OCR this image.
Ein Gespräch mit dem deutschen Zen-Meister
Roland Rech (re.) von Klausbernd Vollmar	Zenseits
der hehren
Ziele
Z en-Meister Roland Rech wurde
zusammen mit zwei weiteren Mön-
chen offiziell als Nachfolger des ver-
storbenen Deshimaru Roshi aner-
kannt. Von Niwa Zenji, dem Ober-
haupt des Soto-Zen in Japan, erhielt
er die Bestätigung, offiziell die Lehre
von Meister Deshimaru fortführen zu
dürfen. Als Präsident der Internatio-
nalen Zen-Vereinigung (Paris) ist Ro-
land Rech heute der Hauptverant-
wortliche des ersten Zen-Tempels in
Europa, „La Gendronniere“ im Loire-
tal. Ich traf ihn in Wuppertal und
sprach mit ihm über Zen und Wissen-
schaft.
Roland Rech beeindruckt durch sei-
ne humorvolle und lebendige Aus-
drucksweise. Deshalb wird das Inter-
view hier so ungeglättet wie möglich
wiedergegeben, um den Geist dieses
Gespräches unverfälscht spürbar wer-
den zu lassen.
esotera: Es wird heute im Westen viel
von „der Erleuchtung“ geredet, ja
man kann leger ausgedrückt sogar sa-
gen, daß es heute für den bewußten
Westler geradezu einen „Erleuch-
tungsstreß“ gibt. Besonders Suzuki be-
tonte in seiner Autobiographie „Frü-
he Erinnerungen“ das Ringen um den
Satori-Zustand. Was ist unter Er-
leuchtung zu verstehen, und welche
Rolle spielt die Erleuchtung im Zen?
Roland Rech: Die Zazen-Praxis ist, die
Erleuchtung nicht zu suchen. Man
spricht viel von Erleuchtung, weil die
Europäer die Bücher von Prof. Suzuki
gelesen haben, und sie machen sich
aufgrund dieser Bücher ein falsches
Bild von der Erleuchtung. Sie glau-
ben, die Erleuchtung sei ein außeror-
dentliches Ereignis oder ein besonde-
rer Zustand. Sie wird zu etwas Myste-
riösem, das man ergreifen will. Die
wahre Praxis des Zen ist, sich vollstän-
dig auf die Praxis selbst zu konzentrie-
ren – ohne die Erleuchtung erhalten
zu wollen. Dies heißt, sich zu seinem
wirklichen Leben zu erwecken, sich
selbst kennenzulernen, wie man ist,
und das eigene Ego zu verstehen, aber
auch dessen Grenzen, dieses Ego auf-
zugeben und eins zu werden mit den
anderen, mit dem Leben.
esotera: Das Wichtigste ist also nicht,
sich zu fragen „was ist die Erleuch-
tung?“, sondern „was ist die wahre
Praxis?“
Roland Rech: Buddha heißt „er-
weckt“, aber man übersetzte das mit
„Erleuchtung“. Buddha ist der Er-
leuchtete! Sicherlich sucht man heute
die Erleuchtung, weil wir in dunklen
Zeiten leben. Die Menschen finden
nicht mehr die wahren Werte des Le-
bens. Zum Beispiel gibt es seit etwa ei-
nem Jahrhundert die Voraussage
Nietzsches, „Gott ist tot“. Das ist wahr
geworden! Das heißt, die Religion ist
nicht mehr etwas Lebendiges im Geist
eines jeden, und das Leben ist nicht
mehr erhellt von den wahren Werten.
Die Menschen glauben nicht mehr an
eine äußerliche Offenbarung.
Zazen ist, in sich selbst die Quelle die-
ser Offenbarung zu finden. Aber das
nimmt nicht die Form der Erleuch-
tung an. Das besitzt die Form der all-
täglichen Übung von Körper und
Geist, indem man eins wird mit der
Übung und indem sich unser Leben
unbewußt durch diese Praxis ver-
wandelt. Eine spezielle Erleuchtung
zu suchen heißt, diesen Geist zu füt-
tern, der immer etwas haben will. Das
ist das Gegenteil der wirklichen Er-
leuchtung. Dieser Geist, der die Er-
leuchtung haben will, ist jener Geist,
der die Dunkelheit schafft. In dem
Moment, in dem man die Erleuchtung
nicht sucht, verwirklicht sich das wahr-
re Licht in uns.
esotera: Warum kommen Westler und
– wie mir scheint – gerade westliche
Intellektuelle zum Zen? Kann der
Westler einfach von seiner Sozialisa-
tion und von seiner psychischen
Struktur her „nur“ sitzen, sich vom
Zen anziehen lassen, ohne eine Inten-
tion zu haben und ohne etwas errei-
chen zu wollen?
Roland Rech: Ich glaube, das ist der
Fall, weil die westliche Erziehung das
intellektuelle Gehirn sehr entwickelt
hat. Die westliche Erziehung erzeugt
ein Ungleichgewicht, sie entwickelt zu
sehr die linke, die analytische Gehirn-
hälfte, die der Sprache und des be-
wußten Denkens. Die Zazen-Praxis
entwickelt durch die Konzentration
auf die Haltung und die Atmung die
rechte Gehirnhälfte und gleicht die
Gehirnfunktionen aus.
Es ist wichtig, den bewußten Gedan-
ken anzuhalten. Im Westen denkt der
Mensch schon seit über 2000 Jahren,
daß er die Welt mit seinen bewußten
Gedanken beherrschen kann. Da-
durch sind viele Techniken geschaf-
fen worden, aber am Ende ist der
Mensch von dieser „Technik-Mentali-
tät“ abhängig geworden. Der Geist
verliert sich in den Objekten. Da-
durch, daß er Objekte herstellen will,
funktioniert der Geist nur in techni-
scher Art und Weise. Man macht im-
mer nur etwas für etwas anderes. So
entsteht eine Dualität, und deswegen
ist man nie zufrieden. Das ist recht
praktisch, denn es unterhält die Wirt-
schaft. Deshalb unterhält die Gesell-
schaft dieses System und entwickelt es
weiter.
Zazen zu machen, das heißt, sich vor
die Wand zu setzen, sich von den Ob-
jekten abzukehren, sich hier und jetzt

--- --- ---

#### Objective
Gather each line holding the string "heißt".

#### Written response
zu wollen. Dies heißt, sich zu seinem
Roland Rech: Buddha heißt „er-
geworden! Das heißt, die Religion ist
zu suchen heißt, diesen Geist zu füt-
Zazen zu machen, das heißt, sich vor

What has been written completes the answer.